Stated task: Transcribe every line of the listing below without any deviation.
======== Records for this task ========
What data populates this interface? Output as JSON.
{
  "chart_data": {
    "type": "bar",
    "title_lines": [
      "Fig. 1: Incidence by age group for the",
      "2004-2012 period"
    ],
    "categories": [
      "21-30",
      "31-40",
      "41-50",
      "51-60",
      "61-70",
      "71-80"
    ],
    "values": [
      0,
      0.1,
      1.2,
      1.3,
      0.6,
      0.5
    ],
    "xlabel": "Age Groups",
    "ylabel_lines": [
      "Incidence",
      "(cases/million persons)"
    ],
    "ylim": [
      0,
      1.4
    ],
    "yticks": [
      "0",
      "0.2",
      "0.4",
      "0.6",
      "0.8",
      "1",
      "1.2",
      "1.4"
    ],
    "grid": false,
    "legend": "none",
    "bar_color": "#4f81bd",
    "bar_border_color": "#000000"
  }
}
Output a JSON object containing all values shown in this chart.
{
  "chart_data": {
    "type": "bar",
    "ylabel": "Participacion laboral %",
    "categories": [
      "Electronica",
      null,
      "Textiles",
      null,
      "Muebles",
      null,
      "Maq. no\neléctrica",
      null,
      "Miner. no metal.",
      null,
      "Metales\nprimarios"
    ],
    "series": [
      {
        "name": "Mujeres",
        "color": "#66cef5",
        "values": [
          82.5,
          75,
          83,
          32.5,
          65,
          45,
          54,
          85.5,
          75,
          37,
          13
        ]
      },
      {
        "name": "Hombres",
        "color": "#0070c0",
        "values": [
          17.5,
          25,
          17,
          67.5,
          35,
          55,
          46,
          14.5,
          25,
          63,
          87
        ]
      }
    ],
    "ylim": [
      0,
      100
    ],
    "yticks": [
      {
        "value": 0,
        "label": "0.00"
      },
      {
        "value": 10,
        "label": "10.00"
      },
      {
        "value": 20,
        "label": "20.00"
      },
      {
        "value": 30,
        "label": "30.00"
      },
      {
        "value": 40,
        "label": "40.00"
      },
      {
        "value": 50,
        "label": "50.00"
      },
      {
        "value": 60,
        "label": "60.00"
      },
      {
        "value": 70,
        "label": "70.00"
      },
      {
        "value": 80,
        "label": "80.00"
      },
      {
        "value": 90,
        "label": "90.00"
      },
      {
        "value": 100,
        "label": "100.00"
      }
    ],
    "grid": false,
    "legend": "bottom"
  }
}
========
Response to this exercise:
What data populates this interface? Output as JSON.
{
  "chart_data": {
    "type": "bar",
    "title_lines": [
      "Fig. 1: Incidence by age group for the",
      "2004-2012 period"
    ],
    "categories": [
      "21-30",
      "31-40",
      "41-50",
      "51-60",
      "61-70",
      "71-80"
    ],
    "values": [
      0,
      0.1,
      1.2,
      1.3,
      0.6,
      0.5
    ],
    "xlabel": "Age Groups",
    "ylabel_lines": [
      "Incidence",
      "(cases/million persons)"
    ],
    "ylim": [
      0,
      1.4
    ],
    "yticks": [
      "0",
      "0.2",
      "0.4",
      "0.6",
      "0.8",
      "1",
      "1.2",
      "1.4"
    ],
    "grid": false,
    "legend": "none",
    "bar_color": "#4f81bd",
    "bar_border_color": "#000000"
  }
}
Output a JSON object containing all values shown in this chart.
{
  "chart_data": {
    "type": "bar",
    "ylabel": "Participacion laboral %",
    "categories": [
      "Electronica",
      null,
      "Textiles",
      null,
      "Muebles",
      null,
      "Maq. no\neléctrica",
      null,
      "Miner. no metal.",
      null,
      "Metales\nprimarios"
    ],
    "series": [
      {
        "name": "Mujeres",
        "color": "#66cef5",
        "values": [
          82.5,
          75,
          83,
          32.5,
          65,
          45,
          54,
          85.5,
          75,
          37,
          13
        ]
      },
      {
        "name": "Hombres",
        "color": "#0070c0",
        "values": [
          17.5,
          25,
          17,
          67.5,
          35,
          55,
          46,
          14.5,
          25,
          63,
          87
        ]
      }
    ],
    "ylim": [
      0,
      100
    ],
    "yticks": [
      {
        "value": 0,
        "label": "0.00"
      },
      {
        "value": 10,
        "label": "10.00"
      },
      {
        "value": 20,
        "label": "20.00"
      },
      {
        "value": 30,
        "label": "30.00"
      },
      {
        "value": 40,
        "label": "40.00"
      },
      {
        "value": 50,
        "label": "50.00"
      },
      {
        "value": 60,
        "label": "60.00"
      },
      {
        "value": 70,
        "label": "70.00"
      },
      {
        "value": 80,
        "label": "80.00"
      },
      {
        "value": 90,
        "label": "90.00"
      },
      {
        "value": 100,
        "label": "100.00"
      }
    ],
    "grid": false,
    "legend": "bottom"
  }
}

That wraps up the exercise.